----- SUPPLIED RECORDS -----

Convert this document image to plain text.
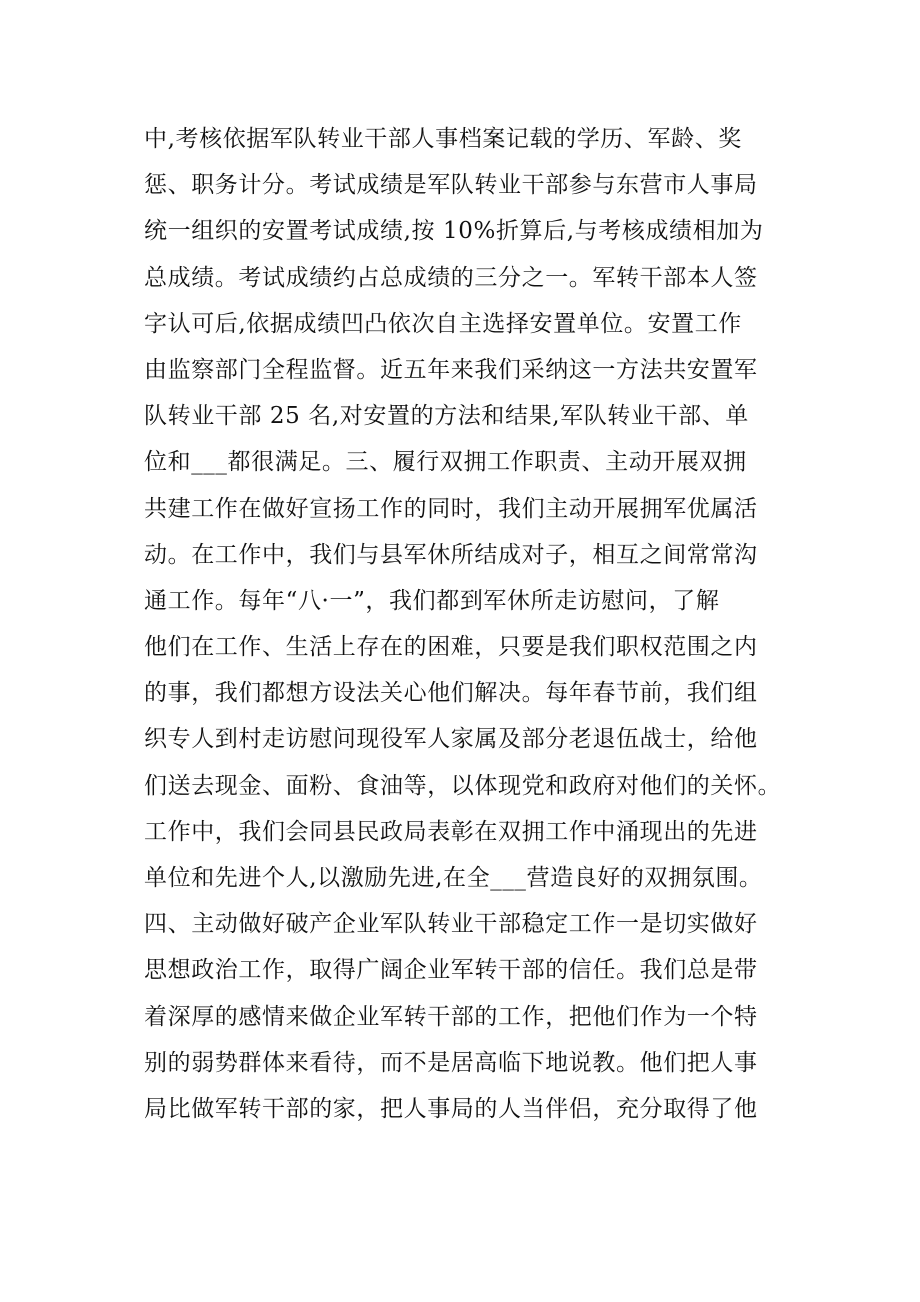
中,考核依据军队转业干部人事档案记载的学历、军龄、奖
惩、职务计分。考试成绩是军队转业干部参与东营市人事局
统一组织的安置考试成绩,按 10%折算后,与考核成绩相加为
总成绩。考试成绩约占总成绩的三分之一。军转干部本人签
字认可后,依据成绩凹凸依次自主选择安置单位。安置工作
由监察部门全程监督。近五年来我们采纳这一方法共安置军
队转业干部 25 名,对安置的方法和结果,军队转业干部、单
位和___都很满足。三、履行双拥工作职责、主动开展双拥
共建工作在做好宣扬工作的同时，我们主动开展拥军优属活
动。在工作中，我们与县军休所结成对子，相互之间常常沟
通工作。每年“八·一”，我们都到军休所走访慰问，了解
他们在工作、生活上存在的困难，只要是我们职权范围之内
的事，我们都想方设法关心他们解决。每年春节前，我们组
织专人到村走访慰问现役军人家属及部分老退伍战士，给他
们送去现金、面粉、食油等，以体现党和政府对他们的关怀。
工作中，我们会同县民政局表彰在双拥工作中涌现出的先进
单位和先进个人,以激励先进,在全___营造良好的双拥氛围。
四、主动做好破产企业军队转业干部稳定工作一是切实做好
思想政治工作，取得广阔企业军转干部的信任。我们总是带
着深厚的感情来做企业军转干部的工作，把他们作为一个特
别的弱势群体来看待，而不是居高临下地说教。他们把人事
局比做军转干部的家，把人事局的人当伴侣，充分取得了他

-----

■ PROBLEM REQUIREMENTS: Copy out the data above exactly, except the pictures.

■ ANSWER FOR THE TASK:
Convert this document image to plain text.
中,考核依据军队转业干部人事档案记载的学历、军龄、奖
惩、职务计分。考试成绩是军队转业干部参与东营市人事局
统一组织的安置考试成绩,按 10%折算后,与考核成绩相加为
总成绩。考试成绩约占总成绩的三分之一。军转干部本人签
字认可后,依据成绩凹凸依次自主选择安置单位。安置工作
由监察部门全程监督。近五年来我们采纳这一方法共安置军
队转业干部 25 名,对安置的方法和结果,军队转业干部、单
位和___都很满足。三、履行双拥工作职责、主动开展双拥
共建工作在做好宣扬工作的同时，我们主动开展拥军优属活
动。在工作中，我们与县军休所结成对子，相互之间常常沟
通工作。每年“八·一”，我们都到军休所走访慰问，了解
他们在工作、生活上存在的困难，只要是我们职权范围之内
的事，我们都想方设法关心他们解决。每年春节前，我们组
织专人到村走访慰问现役军人家属及部分老退伍战士，给他
们送去现金、面粉、食油等，以体现党和政府对他们的关怀。
工作中，我们会同县民政局表彰在双拥工作中涌现出的先进
单位和先进个人,以激励先进,在全___营造良好的双拥氛围。
四、主动做好破产企业军队转业干部稳定工作一是切实做好
思想政治工作，取得广阔企业军转干部的信任。我们总是带
着深厚的感情来做企业军转干部的工作，把他们作为一个特
别的弱势群体来看待，而不是居高临下地说教。他们把人事
局比做军转干部的家，把人事局的人当伴侣，充分取得了他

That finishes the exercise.